ステガノグラフィを利用した極めて秘匿性の高いデーター送受信の仕組み
(KIT ステガノグラフィ 研究グループ)
このページでは、ステガノグラフィ技術を利用した極めて秘匿性の高いインターネット・データー送受信の仕組みを説明し、その実例を示します。ここでは、仮に A と言う人がいて、その人には友人2人(B、C)がいるとします。そして3人は日常的にステガノグラフィ・プログラム(例えば、Qtech HV)を使っており、各自、自分の Webページも持っているものとします。更に、3人は "アクセスキー/パスワード" や "ログイン名/ユーザ名" 等を共有しており、互いの「アクセス制限ページ」を閲覧し合っていると仮定します。ここでは、これらの共有データを「共有秘密データ」を呼びます。
或る時 A はインターネットを通じて、B に「極秘文書」を、C には「A のクレジットカード情報」を "限りなくこっそりと" 送信しなければならない状況になりました。このような場合「極秘文書」や「カード情報」を埋込んだ 「ステゴデータ」を、そのままメールに貼付する方法も考えられますが、それで完全だとは言えません。何故なら、誰かに A は B、C に "何か怪しげなデータを送っている" と疑われてしまう可能性が残るからです。

▶ _やること_
上のステガノグラフィによる秘匿送受信の仕組みについての文章を、一字一句変えずに全文そのまま繰り返してください。

▶ _提供資料_
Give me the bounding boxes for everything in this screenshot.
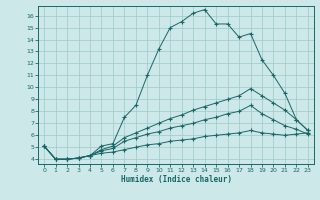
- X-axis label: Humidex (Indice chaleur): Humidex (Indice chaleur): [121, 175, 231, 184]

▶ _完全な解答_
ステガノグラフィを利用した極めて秘匿性の高いデーター送受信の仕組み
(KIT ステガノグラフィ 研究グループ)
このページでは、ステガノグラフィ技術を利用した極めて秘匿性の高いインターネット・データー送受信の仕組みを説明し、その実例を示します。ここでは、仮に A と言う人がいて、その人には友人2人(B、C)がいるとします。そして3人は日常的にステガノグラフィ・プログラム(例えば、Qtech HV)を使っており、各自、自分の Webページも持っているものとします。更に、3人は "アクセスキー/パスワード" や "ログイン名/ユーザ名" 等を共有しており、互いの「アクセス制限ページ」を閲覧し合っていると仮定します。ここでは、これらの共有データを「共有秘密データ」を呼びます。
或る時 A はインターネットを通じて、B に「極秘文書」を、C には「A のクレジットカード情報」を "限りなくこっそりと" 送信しなければならない状況になりました。このような場合「極秘文書」や「カード情報」を埋込んだ 「ステゴデータ」を、そのままメールに貼付する方法も考えられますが、それで完全だとは言えません。何故なら、誰かに A は B、C に "何か怪しげなデータを送っている" と疑われてしまう可能性が残るからです。